- DIRECTIVE
Print every entry, word for word, and skip the images.

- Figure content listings
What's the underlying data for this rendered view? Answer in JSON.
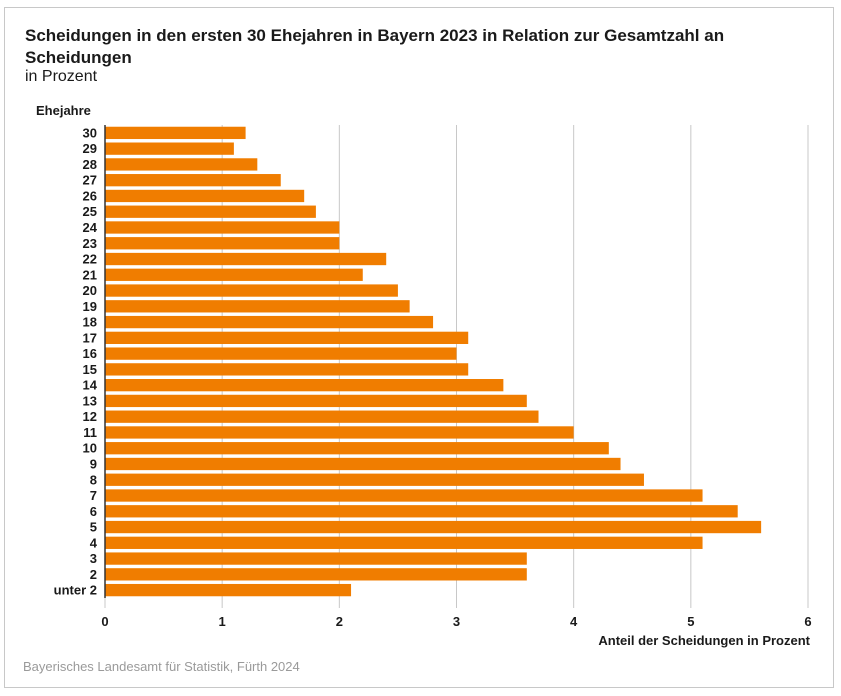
{
  "chart_data": {
    "type": "bar",
    "orientation": "horizontal",
    "title": "Scheidungen in den ersten 30 Ehejahren in Bayern 2023 in Relation zur Gesamtzahl an Scheidungen",
    "subtitle": "in Prozent",
    "ylabel": "Ehejahre",
    "xlabel": "Anteil der Scheidungen in Prozent",
    "source": "Bayerisches Landesamt für Statistik, Fürth 2024",
    "xlim": [
      0,
      6
    ],
    "xticks": [
      "0",
      "1",
      "2",
      "3",
      "4",
      "5",
      "6"
    ],
    "grid": true,
    "bar_color": "#f07d00",
    "categories": [
      "30",
      "29",
      "28",
      "27",
      "26",
      "25",
      "24",
      "23",
      "22",
      "21",
      "20",
      "19",
      "18",
      "17",
      "16",
      "15",
      "14",
      "13",
      "12",
      "11",
      "10",
      "9",
      "8",
      "7",
      "6",
      "5",
      "4",
      "3",
      "2",
      "unter 2"
    ],
    "values": [
      1.2,
      1.1,
      1.3,
      1.5,
      1.7,
      1.8,
      2.0,
      2.0,
      2.4,
      2.2,
      2.5,
      2.6,
      2.8,
      3.1,
      3.0,
      3.1,
      3.4,
      3.6,
      3.7,
      4.0,
      4.3,
      4.4,
      4.6,
      5.1,
      5.4,
      5.6,
      5.1,
      3.6,
      3.6,
      2.1
    ]
  }
}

- EXERCISE RESPONSE
What's the underlying data for this rendered view? Answer in JSON.
{
  "chart_data": {
    "type": "bar",
    "orientation": "horizontal",
    "title": "Scheidungen in den ersten 30 Ehejahren in Bayern 2023 in Relation zur Gesamtzahl an Scheidungen",
    "subtitle": "in Prozent",
    "ylabel": "Ehejahre",
    "xlabel": "Anteil der Scheidungen in Prozent",
    "source": "Bayerisches Landesamt für Statistik, Fürth 2024",
    "xlim": [
      0,
      6
    ],
    "xticks": [
      "0",
      "1",
      "2",
      "3",
      "4",
      "5",
      "6"
    ],
    "grid": true,
    "bar_color": "#f07d00",
    "categories": [
      "30",
      "29",
      "28",
      "27",
      "26",
      "25",
      "24",
      "23",
      "22",
      "21",
      "20",
      "19",
      "18",
      "17",
      "16",
      "15",
      "14",
      "13",
      "12",
      "11",
      "10",
      "9",
      "8",
      "7",
      "6",
      "5",
      "4",
      "3",
      "2",
      "unter 2"
    ],
    "values": [
      1.2,
      1.1,
      1.3,
      1.5,
      1.7,
      1.8,
      2.0,
      2.0,
      2.4,
      2.2,
      2.5,
      2.6,
      2.8,
      3.1,
      3.0,
      3.1,
      3.4,
      3.6,
      3.7,
      4.0,
      4.3,
      4.4,
      4.6,
      5.1,
      5.4,
      5.6,
      5.1,
      3.6,
      3.6,
      2.1
    ]
  }
}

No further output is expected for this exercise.